## WHAT IS NEEDED
Find how many lines in the data below include the word "East", then write only that number.
(begin)
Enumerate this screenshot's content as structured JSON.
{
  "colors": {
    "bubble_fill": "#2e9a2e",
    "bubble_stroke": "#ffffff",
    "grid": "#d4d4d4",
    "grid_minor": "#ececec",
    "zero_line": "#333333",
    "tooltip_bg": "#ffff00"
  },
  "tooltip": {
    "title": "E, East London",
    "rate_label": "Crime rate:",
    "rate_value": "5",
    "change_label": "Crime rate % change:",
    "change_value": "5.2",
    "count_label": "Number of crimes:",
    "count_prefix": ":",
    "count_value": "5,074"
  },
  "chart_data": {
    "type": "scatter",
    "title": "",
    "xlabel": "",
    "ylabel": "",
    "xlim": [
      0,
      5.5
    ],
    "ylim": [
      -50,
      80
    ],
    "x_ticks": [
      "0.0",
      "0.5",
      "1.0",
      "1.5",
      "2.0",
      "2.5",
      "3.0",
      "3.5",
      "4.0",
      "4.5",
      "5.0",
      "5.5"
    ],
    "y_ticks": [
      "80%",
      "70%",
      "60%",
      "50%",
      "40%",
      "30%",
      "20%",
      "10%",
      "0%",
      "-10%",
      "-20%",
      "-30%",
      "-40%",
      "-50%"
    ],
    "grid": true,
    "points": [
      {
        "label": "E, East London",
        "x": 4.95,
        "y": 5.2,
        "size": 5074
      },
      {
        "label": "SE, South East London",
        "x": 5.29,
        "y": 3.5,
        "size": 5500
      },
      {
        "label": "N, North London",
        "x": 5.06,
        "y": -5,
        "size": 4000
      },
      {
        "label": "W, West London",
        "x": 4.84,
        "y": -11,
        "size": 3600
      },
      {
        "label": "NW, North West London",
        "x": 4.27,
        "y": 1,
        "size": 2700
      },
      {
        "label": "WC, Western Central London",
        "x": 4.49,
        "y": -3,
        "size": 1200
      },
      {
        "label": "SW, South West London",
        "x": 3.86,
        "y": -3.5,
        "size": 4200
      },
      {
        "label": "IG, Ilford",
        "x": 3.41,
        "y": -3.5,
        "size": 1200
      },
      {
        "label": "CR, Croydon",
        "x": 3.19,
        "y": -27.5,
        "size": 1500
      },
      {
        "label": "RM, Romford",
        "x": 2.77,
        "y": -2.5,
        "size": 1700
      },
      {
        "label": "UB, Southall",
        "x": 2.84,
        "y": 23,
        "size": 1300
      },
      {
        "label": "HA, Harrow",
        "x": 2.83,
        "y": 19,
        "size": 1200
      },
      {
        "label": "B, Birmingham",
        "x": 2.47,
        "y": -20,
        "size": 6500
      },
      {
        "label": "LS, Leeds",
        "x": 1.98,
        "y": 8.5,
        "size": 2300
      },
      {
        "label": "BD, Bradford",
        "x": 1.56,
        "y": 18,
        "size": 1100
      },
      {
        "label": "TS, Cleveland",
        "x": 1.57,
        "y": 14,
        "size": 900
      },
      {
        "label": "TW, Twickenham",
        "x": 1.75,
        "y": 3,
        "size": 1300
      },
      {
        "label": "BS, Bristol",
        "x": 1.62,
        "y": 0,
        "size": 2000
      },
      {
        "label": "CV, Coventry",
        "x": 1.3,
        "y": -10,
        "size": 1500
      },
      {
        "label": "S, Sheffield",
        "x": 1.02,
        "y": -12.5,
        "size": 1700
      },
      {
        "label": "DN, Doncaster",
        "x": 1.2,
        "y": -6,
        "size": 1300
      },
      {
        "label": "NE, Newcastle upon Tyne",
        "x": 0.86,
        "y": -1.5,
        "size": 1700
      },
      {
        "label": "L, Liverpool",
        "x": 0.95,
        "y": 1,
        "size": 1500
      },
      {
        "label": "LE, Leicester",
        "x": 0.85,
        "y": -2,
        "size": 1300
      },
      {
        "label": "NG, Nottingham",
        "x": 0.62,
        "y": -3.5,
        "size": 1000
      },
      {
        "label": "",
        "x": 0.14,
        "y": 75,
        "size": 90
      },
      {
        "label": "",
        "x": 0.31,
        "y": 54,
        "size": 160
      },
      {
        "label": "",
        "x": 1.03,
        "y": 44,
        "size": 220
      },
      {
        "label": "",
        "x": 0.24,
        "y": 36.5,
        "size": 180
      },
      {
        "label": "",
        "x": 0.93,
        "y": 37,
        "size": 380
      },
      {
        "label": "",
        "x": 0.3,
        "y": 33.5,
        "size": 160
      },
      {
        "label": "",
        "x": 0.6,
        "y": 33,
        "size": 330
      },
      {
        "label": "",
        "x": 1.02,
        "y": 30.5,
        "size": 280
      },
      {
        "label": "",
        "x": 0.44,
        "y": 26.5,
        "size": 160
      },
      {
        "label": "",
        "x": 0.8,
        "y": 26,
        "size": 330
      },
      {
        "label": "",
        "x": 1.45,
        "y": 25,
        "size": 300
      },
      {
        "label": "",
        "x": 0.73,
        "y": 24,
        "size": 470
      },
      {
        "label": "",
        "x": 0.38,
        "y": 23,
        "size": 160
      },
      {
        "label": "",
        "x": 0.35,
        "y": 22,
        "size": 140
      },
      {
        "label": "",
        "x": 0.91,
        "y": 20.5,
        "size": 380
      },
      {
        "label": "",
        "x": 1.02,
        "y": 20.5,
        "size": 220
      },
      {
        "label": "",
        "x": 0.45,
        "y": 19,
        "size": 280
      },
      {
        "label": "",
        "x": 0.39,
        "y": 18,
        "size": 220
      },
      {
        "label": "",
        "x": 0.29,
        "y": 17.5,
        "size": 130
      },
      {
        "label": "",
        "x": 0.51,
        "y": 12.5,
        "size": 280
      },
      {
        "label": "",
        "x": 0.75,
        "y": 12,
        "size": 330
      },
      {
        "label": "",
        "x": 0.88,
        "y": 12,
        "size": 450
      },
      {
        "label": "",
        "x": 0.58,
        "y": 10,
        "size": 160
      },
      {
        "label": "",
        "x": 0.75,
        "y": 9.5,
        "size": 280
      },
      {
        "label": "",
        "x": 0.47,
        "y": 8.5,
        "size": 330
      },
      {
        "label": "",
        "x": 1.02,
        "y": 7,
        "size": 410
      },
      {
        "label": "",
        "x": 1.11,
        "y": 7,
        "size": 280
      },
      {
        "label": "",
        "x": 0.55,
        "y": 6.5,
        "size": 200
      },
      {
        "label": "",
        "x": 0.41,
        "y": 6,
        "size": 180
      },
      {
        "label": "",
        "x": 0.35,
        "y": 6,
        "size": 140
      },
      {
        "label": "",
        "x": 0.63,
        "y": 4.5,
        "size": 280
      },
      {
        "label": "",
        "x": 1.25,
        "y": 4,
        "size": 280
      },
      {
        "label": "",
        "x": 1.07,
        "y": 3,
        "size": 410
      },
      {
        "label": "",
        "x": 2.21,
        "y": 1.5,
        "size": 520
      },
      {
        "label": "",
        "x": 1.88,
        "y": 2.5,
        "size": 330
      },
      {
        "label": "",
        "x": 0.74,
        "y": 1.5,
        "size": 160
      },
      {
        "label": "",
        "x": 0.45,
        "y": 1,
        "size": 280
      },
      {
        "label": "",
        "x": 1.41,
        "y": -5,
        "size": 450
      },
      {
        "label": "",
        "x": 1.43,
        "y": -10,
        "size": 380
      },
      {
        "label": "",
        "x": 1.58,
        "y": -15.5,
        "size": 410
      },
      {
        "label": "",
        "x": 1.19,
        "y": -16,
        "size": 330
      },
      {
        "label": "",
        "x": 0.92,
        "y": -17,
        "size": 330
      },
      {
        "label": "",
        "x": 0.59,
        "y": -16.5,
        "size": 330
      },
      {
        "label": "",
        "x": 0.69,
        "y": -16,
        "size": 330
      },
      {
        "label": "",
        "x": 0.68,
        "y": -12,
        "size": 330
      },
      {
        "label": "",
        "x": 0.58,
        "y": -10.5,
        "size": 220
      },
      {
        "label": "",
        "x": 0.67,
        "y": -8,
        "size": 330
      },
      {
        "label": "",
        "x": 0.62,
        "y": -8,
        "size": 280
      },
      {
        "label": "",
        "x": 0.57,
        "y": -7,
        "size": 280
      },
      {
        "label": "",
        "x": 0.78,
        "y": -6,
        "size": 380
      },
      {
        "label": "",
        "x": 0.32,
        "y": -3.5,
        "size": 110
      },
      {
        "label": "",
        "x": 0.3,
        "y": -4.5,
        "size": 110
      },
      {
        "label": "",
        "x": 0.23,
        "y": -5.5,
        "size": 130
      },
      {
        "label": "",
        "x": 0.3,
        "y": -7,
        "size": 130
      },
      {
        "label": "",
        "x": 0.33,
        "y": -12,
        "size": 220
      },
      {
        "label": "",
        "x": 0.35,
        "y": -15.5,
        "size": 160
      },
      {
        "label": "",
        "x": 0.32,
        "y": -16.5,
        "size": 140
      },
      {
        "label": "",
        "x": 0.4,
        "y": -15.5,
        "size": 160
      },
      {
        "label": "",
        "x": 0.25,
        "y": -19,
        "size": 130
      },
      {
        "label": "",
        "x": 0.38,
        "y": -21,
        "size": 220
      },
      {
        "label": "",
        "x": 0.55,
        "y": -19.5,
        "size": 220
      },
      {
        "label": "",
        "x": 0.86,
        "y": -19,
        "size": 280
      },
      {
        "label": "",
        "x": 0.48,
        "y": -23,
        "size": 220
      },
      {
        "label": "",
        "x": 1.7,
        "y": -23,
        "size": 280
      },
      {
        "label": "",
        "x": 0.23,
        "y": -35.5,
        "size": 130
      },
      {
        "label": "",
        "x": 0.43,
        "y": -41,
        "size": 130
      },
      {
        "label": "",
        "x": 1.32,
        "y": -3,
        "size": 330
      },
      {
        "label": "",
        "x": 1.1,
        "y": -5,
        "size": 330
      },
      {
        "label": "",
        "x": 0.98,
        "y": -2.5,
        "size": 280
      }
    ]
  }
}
(end)
## RESPONSE TO THIS TASK
3